→ OBJECTIVE: Copy out all the records exactly.

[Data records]

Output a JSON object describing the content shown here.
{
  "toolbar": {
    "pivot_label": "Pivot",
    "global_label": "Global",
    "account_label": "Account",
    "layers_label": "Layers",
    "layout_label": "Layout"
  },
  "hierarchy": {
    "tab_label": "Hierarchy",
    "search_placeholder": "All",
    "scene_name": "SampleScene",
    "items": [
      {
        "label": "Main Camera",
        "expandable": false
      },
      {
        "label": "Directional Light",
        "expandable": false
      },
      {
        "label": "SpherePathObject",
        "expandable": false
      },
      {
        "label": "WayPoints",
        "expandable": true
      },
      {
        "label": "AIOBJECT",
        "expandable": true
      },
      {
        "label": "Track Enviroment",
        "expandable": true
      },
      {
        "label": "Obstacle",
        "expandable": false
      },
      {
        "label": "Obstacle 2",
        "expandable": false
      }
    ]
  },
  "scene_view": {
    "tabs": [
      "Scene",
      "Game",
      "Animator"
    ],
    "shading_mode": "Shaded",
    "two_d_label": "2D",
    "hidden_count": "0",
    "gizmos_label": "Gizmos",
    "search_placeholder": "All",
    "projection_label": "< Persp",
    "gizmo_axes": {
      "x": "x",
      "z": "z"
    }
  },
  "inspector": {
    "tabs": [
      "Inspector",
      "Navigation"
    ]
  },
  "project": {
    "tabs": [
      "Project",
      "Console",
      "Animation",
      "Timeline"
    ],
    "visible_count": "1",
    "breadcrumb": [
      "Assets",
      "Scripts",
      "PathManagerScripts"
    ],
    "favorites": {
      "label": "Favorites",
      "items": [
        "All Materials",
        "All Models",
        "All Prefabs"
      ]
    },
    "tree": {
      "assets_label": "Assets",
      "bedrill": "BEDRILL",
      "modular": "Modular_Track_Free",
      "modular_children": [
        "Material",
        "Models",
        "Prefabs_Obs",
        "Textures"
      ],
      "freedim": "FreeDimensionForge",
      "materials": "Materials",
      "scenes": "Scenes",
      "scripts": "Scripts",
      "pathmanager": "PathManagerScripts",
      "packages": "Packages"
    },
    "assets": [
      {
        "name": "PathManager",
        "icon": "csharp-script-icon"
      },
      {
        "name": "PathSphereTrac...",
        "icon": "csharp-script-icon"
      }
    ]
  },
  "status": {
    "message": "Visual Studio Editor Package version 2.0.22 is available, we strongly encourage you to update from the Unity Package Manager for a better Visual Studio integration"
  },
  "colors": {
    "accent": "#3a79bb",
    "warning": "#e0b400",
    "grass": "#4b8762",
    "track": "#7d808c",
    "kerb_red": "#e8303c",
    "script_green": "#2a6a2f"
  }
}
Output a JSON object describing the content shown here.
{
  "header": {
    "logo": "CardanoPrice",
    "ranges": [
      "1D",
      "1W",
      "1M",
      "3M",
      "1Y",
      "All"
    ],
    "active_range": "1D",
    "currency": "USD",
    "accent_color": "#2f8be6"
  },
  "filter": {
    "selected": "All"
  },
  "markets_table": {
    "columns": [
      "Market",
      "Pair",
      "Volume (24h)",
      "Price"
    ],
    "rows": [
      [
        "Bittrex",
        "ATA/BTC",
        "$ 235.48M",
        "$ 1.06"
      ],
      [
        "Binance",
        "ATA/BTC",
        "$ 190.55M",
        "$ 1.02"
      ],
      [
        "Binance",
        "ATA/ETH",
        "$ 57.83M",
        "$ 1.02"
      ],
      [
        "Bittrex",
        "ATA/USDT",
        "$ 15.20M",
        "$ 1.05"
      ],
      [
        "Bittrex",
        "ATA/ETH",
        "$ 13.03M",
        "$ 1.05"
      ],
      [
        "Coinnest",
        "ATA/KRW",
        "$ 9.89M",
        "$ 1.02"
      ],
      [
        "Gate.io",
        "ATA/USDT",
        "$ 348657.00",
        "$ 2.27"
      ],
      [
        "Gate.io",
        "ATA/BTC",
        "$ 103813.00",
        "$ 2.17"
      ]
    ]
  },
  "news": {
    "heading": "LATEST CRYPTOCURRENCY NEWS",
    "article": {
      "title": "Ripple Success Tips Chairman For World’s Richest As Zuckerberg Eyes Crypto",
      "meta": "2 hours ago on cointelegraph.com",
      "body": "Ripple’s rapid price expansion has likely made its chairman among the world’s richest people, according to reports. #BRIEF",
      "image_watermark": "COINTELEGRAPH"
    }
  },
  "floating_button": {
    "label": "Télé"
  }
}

→ EXERCISE RESPONSE:
Output a JSON object describing the content shown here.
{
  "toolbar": {
    "pivot_label": "Pivot",
    "global_label": "Global",
    "account_label": "Account",
    "layers_label": "Layers",
    "layout_label": "Layout"
  },
  "hierarchy": {
    "tab_label": "Hierarchy",
    "search_placeholder": "All",
    "scene_name": "SampleScene",
    "items": [
      {
        "label": "Main Camera",
        "expandable": false
      },
      {
        "label": "Directional Light",
        "expandable": false
      },
      {
        "label": "SpherePathObject",
        "expandable": false
      },
      {
        "label": "WayPoints",
        "expandable": true
      },
      {
        "label": "AIOBJECT",
        "expandable": true
      },
      {
        "label": "Track Enviroment",
        "expandable": true
      },
      {
        "label": "Obstacle",
        "expandable": false
      },
      {
        "label": "Obstacle 2",
        "expandable": false
      }
    ]
  },
  "scene_view": {
    "tabs": [
      "Scene",
      "Game",
      "Animator"
    ],
    "shading_mode": "Shaded",
    "two_d_label": "2D",
    "hidden_count": "0",
    "gizmos_label": "Gizmos",
    "search_placeholder": "All",
    "projection_label": "< Persp",
    "gizmo_axes": {
      "x": "x",
      "z": "z"
    }
  },
  "inspector": {
    "tabs": [
      "Inspector",
      "Navigation"
    ]
  },
  "project": {
    "tabs": [
      "Project",
      "Console",
      "Animation",
      "Timeline"
    ],
    "visible_count": "1",
    "breadcrumb": [
      "Assets",
      "Scripts",
      "PathManagerScripts"
    ],
    "favorites": {
      "label": "Favorites",
      "items": [
        "All Materials",
        "All Models",
        "All Prefabs"
      ]
    },
    "tree": {
      "assets_label": "Assets",
      "bedrill": "BEDRILL",
      "modular": "Modular_Track_Free",
      "modular_children": [
        "Material",
        "Models",
        "Prefabs_Obs",
        "Textures"
      ],
      "freedim": "FreeDimensionForge",
      "materials": "Materials",
      "scenes": "Scenes",
      "scripts": "Scripts",
      "pathmanager": "PathManagerScripts",
      "packages": "Packages"
    },
    "assets": [
      {
        "name": "PathManager",
        "icon": "csharp-script-icon"
      },
      {
        "name": "PathSphereTrac...",
        "icon": "csharp-script-icon"
      }
    ]
  },
  "status": {
    "message": "Visual Studio Editor Package version 2.0.22 is available, we strongly encourage you to update from the Unity Package Manager for a better Visual Studio integration"
  },
  "colors": {
    "accent": "#3a79bb",
    "warning": "#e0b400",
    "grass": "#4b8762",
    "track": "#7d808c",
    "kerb_red": "#e8303c",
    "script_green": "#2a6a2f"
  }
}
Output a JSON object describing the content shown here.
{
  "header": {
    "logo": "CardanoPrice",
    "ranges": [
      "1D",
      "1W",
      "1M",
      "3M",
      "1Y",
      "All"
    ],
    "active_range": "1D",
    "currency": "USD",
    "accent_color": "#2f8be6"
  },
  "filter": {
    "selected": "All"
  },
  "markets_table": {
    "columns": [
      "Market",
      "Pair",
      "Volume (24h)",
      "Price"
    ],
    "rows": [
      [
        "Bittrex",
        "ATA/BTC",
        "$ 235.48M",
        "$ 1.06"
      ],
      [
        "Binance",
        "ATA/BTC",
        "$ 190.55M",
        "$ 1.02"
      ],
      [
        "Binance",
        "ATA/ETH",
        "$ 57.83M",
        "$ 1.02"
      ],
      [
        "Bittrex",
        "ATA/USDT",
        "$ 15.20M",
        "$ 1.05"
      ],
      [
        "Bittrex",
        "ATA/ETH",
        "$ 13.03M",
        "$ 1.05"
      ],
      [
        "Coinnest",
        "ATA/KRW",
        "$ 9.89M",
        "$ 1.02"
      ],
      [
        "Gate.io",
        "ATA/USDT",
        "$ 348657.00",
        "$ 2.27"
      ],
      [
        "Gate.io",
        "ATA/BTC",
        "$ 103813.00",
        "$ 2.17"
      ]
    ]
  },
  "news": {
    "heading": "LATEST CRYPTOCURRENCY NEWS",
    "article": {
      "title": "Ripple Success Tips Chairman For World’s Richest As Zuckerberg Eyes Crypto",
      "meta": "2 hours ago on cointelegraph.com",
      "body": "Ripple’s rapid price expansion has likely made its chairman among the world’s richest people, according to reports. #BRIEF",
      "image_watermark": "COINTELEGRAPH"
    }
  },
  "floating_button": {
    "label": "Télé"
  }
}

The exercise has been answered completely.